▶ [What is required]
Reproduce every line of the material below, but drop the pictures.

** begin **

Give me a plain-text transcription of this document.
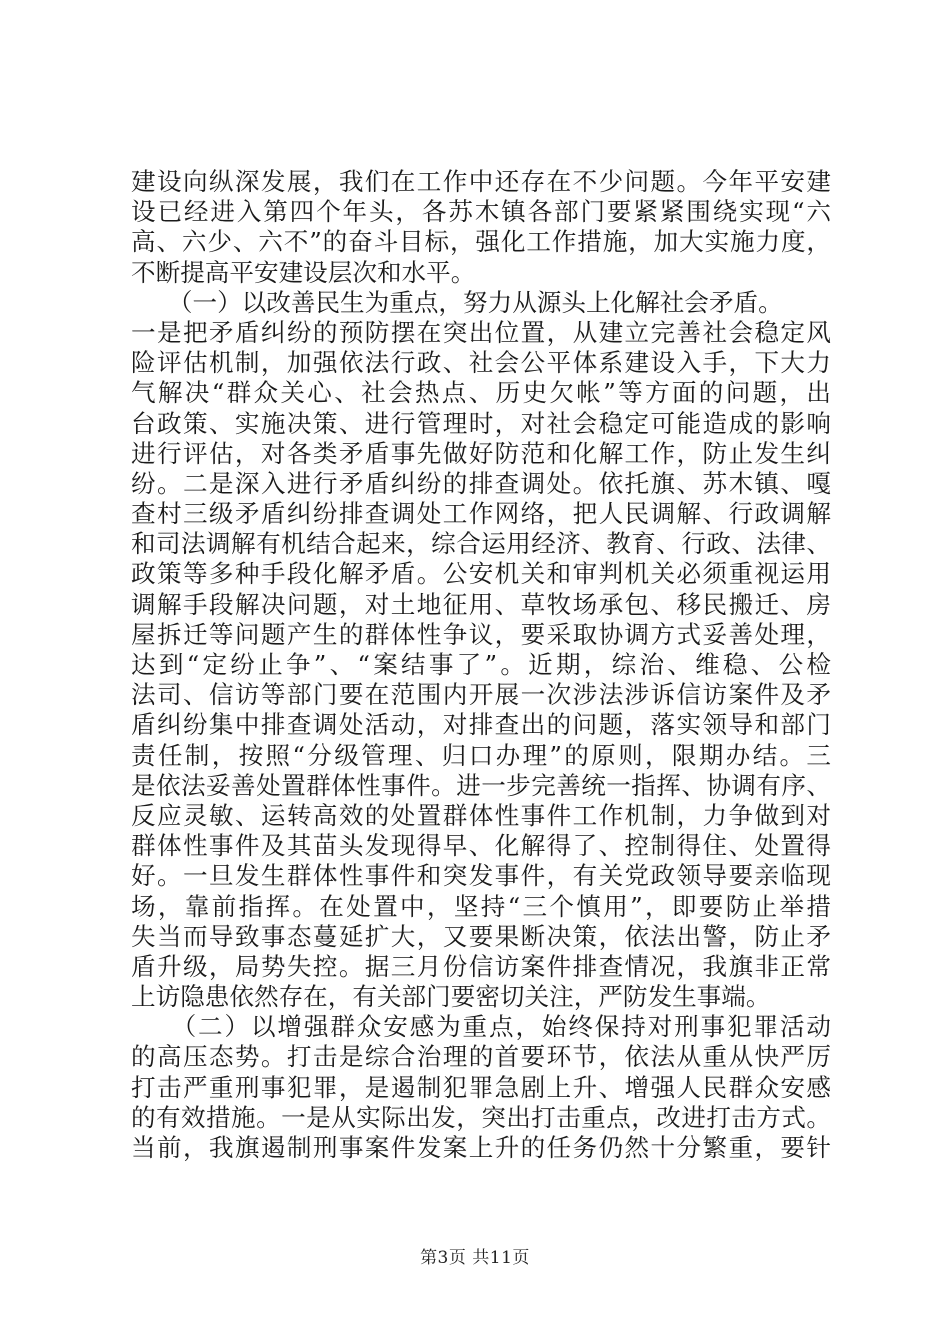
建设向纵深发展，我们在工作中还存在不少问题。今年平安建
设已经进入第四个年头，各苏木镇各部门要紧紧围绕实现“六
高、六少、六不”的奋斗目标，强化工作措施，加大实施力度，
不断提高平安建设层次和水平。
　　（一）以改善民生为重点，努力从源头上化解社会矛盾。
一是把矛盾纠纷的预防摆在突出位置，从建立完善社会稳定风
险评估机制，加强依法行政、社会公平体系建设入手，下大力
气解决“群众关心、社会热点、历史欠帐”等方面的问题，出
台政策、实施决策、进行管理时，对社会稳定可能造成的影响
进行评估，对各类矛盾事先做好防范和化解工作，防止发生纠
纷。二是深入进行矛盾纠纷的排查调处。依托旗、苏木镇、嘎
查村三级矛盾纠纷排查调处工作网络，把人民调解、行政调解
和司法调解有机结合起来，综合运用经济、教育、行政、法律、
政策等多种手段化解矛盾。公安机关和审判机关必须重视运用
调解手段解决问题，对土地征用、草牧场承包、移民搬迁、房
屋拆迁等问题产生的群体性争议，要采取协调方式妥善处理，
达到“定纷止争”、“案结事了”。近期，综治、维稳、公检
法司、信访等部门要在范围内开展一次涉法涉诉信访案件及矛
盾纠纷集中排查调处活动，对排查出的问题，落实领导和部门
责任制，按照“分级管理、归口办理”的原则，限期办结。三
是依法妥善处置群体性事件。进一步完善统一指挥、协调有序、
反应灵敏、运转高效的处置群体性事件工作机制，力争做到对
群体性事件及其苗头发现得早、化解得了、控制得住、处置得
好。一旦发生群体性事件和突发事件，有关党政领导要亲临现
场，靠前指挥。在处置中，坚持“三个慎用”，即要防止举措
失当而导致事态蔓延扩大，又要果断决策，依法出警，防止矛
盾升级，局势失控。据三月份信访案件排查情况，我旗非正常
上访隐患依然存在，有关部门要密切关注，严防发生事端。
　　（二）以增强群众安感为重点，始终保持对刑事犯罪活动
的高压态势。打击是综合治理的首要环节，依法从重从快严厉
打击严重刑事犯罪，是遏制犯罪急剧上升、增强人民群众安感
的有效措施。一是从实际出发，突出打击重点，改进打击方式。
当前，我旗遏制刑事案件发案上升的任务仍然十分繁重，要针
第3页 共11页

** end **

▶ [Result for this exercise]
Give me a plain-text transcription of this document.
建设向纵深发展，我们在工作中还存在不少问题。今年平安建
设已经进入第四个年头，各苏木镇各部门要紧紧围绕实现“六
高、六少、六不”的奋斗目标，强化工作措施，加大实施力度，
不断提高平安建设层次和水平。
　　（一）以改善民生为重点，努力从源头上化解社会矛盾。
一是把矛盾纠纷的预防摆在突出位置，从建立完善社会稳定风
险评估机制，加强依法行政、社会公平体系建设入手，下大力
气解决“群众关心、社会热点、历史欠帐”等方面的问题，出
台政策、实施决策、进行管理时，对社会稳定可能造成的影响
进行评估，对各类矛盾事先做好防范和化解工作，防止发生纠
纷。二是深入进行矛盾纠纷的排查调处。依托旗、苏木镇、嘎
查村三级矛盾纠纷排查调处工作网络，把人民调解、行政调解
和司法调解有机结合起来，综合运用经济、教育、行政、法律、
政策等多种手段化解矛盾。公安机关和审判机关必须重视运用
调解手段解决问题，对土地征用、草牧场承包、移民搬迁、房
屋拆迁等问题产生的群体性争议，要采取协调方式妥善处理，
达到“定纷止争”、“案结事了”。近期，综治、维稳、公检
法司、信访等部门要在范围内开展一次涉法涉诉信访案件及矛
盾纠纷集中排查调处活动，对排查出的问题，落实领导和部门
责任制，按照“分级管理、归口办理”的原则，限期办结。三
是依法妥善处置群体性事件。进一步完善统一指挥、协调有序、
反应灵敏、运转高效的处置群体性事件工作机制，力争做到对
群体性事件及其苗头发现得早、化解得了、控制得住、处置得
好。一旦发生群体性事件和突发事件，有关党政领导要亲临现
场，靠前指挥。在处置中，坚持“三个慎用”，即要防止举措
失当而导致事态蔓延扩大，又要果断决策，依法出警，防止矛
盾升级，局势失控。据三月份信访案件排查情况，我旗非正常
上访隐患依然存在，有关部门要密切关注，严防发生事端。
　　（二）以增强群众安感为重点，始终保持对刑事犯罪活动
的高压态势。打击是综合治理的首要环节，依法从重从快严厉
打击严重刑事犯罪，是遏制犯罪急剧上升、增强人民群众安感
的有效措施。一是从实际出发，突出打击重点，改进打击方式。
当前，我旗遏制刑事案件发案上升的任务仍然十分繁重，要针
第3页 共11页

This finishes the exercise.